[Rows from a figure dataset]
════════

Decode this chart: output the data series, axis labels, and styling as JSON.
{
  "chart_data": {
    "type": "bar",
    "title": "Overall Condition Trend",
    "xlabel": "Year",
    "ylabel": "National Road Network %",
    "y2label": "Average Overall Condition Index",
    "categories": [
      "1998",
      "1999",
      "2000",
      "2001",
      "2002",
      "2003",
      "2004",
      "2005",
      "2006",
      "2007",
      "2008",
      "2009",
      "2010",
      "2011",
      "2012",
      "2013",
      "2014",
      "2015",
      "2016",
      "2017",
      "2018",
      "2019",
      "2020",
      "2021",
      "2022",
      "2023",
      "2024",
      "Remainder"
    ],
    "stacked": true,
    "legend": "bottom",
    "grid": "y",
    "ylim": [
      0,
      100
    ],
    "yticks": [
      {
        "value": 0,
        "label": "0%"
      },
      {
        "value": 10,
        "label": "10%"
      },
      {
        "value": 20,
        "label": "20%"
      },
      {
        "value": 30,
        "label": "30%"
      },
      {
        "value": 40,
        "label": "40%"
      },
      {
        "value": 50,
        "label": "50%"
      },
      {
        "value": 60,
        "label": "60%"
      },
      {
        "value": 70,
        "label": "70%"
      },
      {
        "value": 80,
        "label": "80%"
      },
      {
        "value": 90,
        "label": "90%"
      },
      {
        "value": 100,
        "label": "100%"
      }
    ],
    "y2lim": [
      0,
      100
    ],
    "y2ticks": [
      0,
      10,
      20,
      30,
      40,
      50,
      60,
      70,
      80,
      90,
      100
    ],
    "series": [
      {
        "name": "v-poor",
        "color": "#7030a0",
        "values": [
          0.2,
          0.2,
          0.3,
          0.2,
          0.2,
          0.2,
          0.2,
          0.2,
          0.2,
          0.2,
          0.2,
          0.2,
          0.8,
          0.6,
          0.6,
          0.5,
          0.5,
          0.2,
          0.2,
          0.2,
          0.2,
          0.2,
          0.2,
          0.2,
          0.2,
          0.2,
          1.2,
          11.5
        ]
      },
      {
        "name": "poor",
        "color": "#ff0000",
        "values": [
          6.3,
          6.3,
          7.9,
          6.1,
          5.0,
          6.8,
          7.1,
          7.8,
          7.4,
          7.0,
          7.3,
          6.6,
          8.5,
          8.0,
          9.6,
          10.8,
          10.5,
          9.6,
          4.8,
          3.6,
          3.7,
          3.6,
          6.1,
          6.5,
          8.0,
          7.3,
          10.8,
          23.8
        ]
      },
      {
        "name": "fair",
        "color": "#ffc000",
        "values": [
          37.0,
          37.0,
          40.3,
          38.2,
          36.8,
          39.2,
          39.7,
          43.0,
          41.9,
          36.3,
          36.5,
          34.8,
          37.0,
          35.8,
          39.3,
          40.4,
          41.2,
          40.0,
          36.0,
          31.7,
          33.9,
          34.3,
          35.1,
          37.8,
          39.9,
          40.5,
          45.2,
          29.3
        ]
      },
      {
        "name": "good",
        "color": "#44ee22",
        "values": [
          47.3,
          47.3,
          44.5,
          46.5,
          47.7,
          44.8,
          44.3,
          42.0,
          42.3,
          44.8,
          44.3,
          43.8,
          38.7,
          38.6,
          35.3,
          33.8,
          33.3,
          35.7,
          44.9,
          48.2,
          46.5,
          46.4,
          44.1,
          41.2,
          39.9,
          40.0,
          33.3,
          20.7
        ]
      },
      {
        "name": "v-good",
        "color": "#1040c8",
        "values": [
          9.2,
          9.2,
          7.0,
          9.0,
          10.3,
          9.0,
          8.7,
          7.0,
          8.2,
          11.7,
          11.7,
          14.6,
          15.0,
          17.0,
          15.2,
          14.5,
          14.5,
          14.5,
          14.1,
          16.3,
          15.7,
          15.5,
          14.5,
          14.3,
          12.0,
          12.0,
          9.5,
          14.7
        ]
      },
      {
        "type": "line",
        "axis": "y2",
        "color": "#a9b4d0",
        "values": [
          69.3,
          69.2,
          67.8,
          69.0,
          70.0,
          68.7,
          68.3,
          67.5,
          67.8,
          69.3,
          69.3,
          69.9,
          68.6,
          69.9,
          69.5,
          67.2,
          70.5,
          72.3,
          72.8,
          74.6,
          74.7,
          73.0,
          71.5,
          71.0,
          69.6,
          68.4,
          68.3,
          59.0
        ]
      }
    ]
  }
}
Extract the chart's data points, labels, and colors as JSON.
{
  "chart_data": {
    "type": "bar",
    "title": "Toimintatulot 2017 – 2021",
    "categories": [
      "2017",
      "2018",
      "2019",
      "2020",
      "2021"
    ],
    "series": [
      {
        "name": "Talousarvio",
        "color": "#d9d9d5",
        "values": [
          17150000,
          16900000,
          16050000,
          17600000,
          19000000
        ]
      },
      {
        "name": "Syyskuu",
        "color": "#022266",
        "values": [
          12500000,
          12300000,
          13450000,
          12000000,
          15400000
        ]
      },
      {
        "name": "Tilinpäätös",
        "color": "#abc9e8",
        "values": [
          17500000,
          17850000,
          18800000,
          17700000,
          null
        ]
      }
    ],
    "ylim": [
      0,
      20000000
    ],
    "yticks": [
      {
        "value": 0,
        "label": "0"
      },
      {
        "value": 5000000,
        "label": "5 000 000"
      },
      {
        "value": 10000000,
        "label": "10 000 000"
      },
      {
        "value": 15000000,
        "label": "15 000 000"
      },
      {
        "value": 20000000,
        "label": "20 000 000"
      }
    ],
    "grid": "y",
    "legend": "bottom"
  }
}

════════

→ **EXERCISE TASK**: Give only the number of lines in the material above that hold the word "Overall".

→ **PROBLEM SOLUTION**: 2